• RAW RECORDS
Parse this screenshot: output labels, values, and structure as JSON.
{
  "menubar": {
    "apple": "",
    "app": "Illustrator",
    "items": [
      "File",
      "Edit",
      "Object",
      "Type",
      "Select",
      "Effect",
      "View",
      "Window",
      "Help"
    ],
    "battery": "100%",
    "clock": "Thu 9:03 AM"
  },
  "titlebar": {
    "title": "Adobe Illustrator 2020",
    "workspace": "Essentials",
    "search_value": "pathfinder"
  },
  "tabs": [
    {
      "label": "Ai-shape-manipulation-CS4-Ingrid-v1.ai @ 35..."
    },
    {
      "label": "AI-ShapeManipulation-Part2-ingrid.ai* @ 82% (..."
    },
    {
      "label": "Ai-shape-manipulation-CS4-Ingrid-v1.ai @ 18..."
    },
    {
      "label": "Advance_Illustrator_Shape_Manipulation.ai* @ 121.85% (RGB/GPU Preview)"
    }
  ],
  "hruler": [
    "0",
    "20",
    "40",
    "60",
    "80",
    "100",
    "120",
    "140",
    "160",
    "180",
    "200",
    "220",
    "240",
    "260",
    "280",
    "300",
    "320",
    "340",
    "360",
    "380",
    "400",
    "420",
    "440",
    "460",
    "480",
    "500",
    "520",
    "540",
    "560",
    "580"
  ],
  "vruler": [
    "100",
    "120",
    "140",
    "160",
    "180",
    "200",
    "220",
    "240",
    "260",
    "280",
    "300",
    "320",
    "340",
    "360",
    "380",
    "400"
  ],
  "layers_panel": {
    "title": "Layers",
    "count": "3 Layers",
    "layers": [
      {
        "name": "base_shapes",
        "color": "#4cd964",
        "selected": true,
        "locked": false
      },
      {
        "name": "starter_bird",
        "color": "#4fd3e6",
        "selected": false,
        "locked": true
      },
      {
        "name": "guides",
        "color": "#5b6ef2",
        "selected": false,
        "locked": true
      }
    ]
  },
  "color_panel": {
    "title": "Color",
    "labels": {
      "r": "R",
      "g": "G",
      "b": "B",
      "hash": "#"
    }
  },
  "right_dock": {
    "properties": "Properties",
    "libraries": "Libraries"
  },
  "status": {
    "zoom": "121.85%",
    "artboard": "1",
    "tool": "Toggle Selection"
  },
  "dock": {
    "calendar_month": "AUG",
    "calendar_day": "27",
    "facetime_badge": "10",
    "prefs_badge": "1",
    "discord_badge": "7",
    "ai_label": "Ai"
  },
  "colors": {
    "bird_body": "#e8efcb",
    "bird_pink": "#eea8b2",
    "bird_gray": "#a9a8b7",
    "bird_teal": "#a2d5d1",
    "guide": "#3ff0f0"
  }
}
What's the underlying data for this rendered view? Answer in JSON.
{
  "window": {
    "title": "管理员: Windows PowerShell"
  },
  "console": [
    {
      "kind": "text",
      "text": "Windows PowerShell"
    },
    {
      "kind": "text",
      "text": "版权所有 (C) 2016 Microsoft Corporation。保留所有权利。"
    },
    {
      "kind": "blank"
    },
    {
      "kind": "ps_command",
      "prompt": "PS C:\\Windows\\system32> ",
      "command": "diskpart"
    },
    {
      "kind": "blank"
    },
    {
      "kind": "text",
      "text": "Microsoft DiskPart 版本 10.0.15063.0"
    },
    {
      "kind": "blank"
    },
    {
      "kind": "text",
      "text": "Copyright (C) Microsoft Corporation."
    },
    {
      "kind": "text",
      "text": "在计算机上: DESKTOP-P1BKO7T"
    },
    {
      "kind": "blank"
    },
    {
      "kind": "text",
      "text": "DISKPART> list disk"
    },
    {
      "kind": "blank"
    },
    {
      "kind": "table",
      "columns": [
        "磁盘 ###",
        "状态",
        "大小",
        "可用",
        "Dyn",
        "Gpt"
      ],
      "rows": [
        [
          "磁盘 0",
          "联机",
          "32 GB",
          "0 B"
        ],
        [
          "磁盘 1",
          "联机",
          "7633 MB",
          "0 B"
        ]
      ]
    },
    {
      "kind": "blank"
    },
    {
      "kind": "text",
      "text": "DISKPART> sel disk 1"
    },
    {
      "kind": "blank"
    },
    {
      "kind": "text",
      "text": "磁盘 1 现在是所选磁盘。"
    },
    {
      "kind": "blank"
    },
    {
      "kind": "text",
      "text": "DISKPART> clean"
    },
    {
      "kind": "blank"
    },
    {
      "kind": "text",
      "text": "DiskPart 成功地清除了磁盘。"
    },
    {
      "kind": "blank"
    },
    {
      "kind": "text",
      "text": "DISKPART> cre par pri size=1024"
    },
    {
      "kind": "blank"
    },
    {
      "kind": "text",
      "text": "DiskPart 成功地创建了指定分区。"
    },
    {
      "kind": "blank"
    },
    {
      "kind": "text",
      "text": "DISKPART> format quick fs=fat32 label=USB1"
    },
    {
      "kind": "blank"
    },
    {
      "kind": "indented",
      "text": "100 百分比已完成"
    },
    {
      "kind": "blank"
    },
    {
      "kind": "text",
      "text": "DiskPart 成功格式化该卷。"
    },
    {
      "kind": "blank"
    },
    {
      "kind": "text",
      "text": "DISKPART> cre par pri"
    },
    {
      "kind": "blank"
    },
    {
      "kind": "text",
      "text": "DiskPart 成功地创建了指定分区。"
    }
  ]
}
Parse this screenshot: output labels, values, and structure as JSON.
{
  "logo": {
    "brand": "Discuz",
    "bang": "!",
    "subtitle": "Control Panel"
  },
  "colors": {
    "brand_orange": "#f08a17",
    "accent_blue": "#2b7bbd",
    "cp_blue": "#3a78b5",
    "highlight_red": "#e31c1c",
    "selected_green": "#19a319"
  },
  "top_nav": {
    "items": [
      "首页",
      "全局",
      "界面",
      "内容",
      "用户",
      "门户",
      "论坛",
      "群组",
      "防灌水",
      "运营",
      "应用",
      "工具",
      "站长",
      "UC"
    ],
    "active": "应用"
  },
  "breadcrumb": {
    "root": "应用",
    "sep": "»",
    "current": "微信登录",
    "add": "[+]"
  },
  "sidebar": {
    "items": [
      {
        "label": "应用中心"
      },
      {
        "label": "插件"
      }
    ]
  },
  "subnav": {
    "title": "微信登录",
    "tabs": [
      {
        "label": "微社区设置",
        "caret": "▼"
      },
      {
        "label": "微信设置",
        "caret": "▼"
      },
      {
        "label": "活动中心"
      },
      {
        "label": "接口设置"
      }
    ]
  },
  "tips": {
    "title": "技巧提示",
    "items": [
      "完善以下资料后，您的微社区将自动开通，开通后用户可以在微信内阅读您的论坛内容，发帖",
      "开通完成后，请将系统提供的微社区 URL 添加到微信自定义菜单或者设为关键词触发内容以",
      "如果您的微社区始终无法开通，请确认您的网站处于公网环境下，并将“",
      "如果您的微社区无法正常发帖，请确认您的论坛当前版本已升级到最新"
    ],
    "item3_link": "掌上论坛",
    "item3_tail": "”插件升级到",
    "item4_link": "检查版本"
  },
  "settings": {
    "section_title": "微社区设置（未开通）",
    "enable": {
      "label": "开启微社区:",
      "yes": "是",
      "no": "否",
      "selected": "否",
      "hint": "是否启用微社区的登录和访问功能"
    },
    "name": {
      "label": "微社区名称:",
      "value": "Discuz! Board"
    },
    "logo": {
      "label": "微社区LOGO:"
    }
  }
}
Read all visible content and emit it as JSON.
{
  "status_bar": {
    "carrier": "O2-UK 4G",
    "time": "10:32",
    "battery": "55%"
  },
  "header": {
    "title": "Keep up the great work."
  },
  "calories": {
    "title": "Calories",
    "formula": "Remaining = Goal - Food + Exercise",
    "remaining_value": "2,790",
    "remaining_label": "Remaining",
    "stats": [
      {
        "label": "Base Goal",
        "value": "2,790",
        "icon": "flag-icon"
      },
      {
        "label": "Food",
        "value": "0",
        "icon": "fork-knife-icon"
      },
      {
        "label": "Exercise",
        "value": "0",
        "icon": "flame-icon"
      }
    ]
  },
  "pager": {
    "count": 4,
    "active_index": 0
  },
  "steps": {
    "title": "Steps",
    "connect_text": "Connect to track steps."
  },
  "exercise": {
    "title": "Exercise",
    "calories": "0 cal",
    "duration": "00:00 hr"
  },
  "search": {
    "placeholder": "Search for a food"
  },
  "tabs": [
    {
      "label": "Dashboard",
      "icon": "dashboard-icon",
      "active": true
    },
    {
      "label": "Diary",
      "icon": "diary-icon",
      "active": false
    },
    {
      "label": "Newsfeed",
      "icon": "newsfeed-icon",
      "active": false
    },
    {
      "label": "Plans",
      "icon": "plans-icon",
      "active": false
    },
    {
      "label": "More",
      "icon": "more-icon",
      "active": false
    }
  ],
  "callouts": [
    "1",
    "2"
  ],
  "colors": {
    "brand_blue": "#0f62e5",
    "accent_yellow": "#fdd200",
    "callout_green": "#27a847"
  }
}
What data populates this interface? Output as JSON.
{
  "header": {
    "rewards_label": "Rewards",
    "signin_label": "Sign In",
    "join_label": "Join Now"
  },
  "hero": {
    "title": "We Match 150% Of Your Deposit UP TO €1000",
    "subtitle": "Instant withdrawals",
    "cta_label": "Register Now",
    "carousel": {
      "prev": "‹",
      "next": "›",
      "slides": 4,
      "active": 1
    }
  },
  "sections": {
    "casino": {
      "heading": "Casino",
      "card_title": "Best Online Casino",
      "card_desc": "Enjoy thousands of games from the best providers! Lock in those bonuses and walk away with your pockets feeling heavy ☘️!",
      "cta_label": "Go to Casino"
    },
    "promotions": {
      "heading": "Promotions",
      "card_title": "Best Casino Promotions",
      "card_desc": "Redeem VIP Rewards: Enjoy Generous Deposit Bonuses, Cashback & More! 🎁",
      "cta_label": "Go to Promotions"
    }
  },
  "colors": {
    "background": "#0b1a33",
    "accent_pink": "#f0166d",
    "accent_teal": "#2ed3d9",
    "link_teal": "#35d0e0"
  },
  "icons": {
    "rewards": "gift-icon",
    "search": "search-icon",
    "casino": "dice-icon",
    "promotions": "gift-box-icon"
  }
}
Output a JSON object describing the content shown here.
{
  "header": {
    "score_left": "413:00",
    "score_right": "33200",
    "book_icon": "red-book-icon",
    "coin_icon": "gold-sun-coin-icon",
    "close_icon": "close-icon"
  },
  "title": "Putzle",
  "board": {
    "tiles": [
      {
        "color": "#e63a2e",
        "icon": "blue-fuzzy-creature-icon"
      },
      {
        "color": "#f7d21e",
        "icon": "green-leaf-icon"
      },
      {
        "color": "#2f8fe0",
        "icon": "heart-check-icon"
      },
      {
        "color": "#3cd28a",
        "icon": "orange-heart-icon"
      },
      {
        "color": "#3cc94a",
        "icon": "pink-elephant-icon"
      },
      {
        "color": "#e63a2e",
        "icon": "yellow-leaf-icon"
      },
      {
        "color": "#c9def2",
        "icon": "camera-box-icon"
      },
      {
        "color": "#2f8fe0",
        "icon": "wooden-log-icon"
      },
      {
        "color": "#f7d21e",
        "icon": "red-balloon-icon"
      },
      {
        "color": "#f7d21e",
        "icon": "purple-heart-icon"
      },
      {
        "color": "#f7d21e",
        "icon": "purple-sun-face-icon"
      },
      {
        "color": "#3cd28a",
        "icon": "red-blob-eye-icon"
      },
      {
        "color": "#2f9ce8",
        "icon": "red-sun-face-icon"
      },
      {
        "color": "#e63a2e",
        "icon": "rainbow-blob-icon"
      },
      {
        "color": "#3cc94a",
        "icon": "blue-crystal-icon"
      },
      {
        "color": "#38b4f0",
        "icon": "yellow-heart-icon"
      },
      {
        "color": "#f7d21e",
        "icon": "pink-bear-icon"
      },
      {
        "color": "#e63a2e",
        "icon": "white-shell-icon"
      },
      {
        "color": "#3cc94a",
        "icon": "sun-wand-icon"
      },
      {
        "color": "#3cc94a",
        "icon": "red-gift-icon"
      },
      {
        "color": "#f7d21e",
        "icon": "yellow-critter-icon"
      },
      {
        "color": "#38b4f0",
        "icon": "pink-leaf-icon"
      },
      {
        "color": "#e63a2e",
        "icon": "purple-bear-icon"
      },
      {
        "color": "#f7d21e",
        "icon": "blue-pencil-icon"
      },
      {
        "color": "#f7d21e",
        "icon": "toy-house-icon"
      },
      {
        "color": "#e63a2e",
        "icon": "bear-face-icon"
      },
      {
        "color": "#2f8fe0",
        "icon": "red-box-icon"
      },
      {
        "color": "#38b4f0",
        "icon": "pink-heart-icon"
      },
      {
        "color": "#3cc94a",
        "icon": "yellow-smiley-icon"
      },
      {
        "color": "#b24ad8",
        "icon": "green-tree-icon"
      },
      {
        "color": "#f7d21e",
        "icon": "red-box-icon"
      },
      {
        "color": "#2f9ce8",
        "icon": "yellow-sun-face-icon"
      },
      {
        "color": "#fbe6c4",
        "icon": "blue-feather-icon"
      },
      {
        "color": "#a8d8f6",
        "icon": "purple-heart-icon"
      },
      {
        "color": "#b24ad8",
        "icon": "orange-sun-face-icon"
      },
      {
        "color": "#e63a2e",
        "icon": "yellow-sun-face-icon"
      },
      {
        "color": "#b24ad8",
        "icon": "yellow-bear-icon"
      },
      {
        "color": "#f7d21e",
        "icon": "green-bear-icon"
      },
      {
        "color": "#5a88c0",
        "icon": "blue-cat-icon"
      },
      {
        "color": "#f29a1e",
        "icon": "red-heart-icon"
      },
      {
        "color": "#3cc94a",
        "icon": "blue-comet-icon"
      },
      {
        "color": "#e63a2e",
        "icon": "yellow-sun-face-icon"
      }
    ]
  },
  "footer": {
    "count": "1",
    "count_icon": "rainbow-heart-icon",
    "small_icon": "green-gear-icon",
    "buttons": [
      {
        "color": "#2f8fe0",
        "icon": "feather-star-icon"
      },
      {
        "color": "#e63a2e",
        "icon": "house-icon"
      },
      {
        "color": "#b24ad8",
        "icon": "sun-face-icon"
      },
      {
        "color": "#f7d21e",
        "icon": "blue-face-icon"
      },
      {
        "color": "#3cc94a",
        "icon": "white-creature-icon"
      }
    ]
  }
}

• TASK
In the entries above, find every line with the word "What" and list it.

• WRITTEN SOLUTION
What's the underlying data for this rendered view? Answer in JSON.
What data populates this interface? Output as JSON.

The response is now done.